◆ Exercise description: Copy out every record precisely.

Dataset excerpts
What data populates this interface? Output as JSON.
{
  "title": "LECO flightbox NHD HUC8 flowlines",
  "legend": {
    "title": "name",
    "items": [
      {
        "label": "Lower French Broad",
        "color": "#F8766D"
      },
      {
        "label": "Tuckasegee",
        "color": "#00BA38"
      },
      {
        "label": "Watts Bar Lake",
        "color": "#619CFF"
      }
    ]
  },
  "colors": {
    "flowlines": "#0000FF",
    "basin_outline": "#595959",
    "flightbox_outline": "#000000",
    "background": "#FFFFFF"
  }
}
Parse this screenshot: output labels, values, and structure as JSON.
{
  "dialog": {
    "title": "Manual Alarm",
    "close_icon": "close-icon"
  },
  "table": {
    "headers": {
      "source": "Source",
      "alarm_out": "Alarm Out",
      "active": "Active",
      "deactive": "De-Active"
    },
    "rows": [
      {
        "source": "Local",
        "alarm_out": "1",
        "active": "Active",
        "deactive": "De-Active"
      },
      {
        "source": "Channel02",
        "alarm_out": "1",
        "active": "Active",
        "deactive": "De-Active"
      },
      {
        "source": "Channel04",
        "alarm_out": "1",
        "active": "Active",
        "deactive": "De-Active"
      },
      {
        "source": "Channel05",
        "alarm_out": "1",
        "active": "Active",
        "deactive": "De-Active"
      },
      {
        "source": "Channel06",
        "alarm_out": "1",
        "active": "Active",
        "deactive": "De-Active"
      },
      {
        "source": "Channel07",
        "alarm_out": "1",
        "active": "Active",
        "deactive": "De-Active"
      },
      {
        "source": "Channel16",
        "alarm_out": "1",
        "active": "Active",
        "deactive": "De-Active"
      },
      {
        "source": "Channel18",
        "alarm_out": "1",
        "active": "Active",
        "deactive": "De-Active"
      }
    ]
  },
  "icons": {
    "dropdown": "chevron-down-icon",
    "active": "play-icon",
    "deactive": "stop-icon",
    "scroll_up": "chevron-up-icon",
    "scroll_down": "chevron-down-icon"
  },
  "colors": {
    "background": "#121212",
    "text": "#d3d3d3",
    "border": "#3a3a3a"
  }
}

◆ Complete answer:
What data populates this interface? Output as JSON.
{
  "title": "LECO flightbox NHD HUC8 flowlines",
  "legend": {
    "title": "name",
    "items": [
      {
        "label": "Lower French Broad",
        "color": "#F8766D"
      },
      {
        "label": "Tuckasegee",
        "color": "#00BA38"
      },
      {
        "label": "Watts Bar Lake",
        "color": "#619CFF"
      }
    ]
  },
  "colors": {
    "flowlines": "#0000FF",
    "basin_outline": "#595959",
    "flightbox_outline": "#000000",
    "background": "#FFFFFF"
  }
}
Parse this screenshot: output labels, values, and structure as JSON.
{
  "dialog": {
    "title": "Manual Alarm",
    "close_icon": "close-icon"
  },
  "table": {
    "headers": {
      "source": "Source",
      "alarm_out": "Alarm Out",
      "active": "Active",
      "deactive": "De-Active"
    },
    "rows": [
      {
        "source": "Local",
        "alarm_out": "1",
        "active": "Active",
        "deactive": "De-Active"
      },
      {
        "source": "Channel02",
        "alarm_out": "1",
        "active": "Active",
        "deactive": "De-Active"
      },
      {
        "source": "Channel04",
        "alarm_out": "1",
        "active": "Active",
        "deactive": "De-Active"
      },
      {
        "source": "Channel05",
        "alarm_out": "1",
        "active": "Active",
        "deactive": "De-Active"
      },
      {
        "source": "Channel06",
        "alarm_out": "1",
        "active": "Active",
        "deactive": "De-Active"
      },
      {
        "source": "Channel07",
        "alarm_out": "1",
        "active": "Active",
        "deactive": "De-Active"
      },
      {
        "source": "Channel16",
        "alarm_out": "1",
        "active": "Active",
        "deactive": "De-Active"
      },
      {
        "source": "Channel18",
        "alarm_out": "1",
        "active": "Active",
        "deactive": "De-Active"
      }
    ]
  },
  "icons": {
    "dropdown": "chevron-down-icon",
    "active": "play-icon",
    "deactive": "stop-icon",
    "scroll_up": "chevron-up-icon",
    "scroll_down": "chevron-down-icon"
  },
  "colors": {
    "background": "#121212",
    "text": "#d3d3d3",
    "border": "#3a3a3a"
  }
}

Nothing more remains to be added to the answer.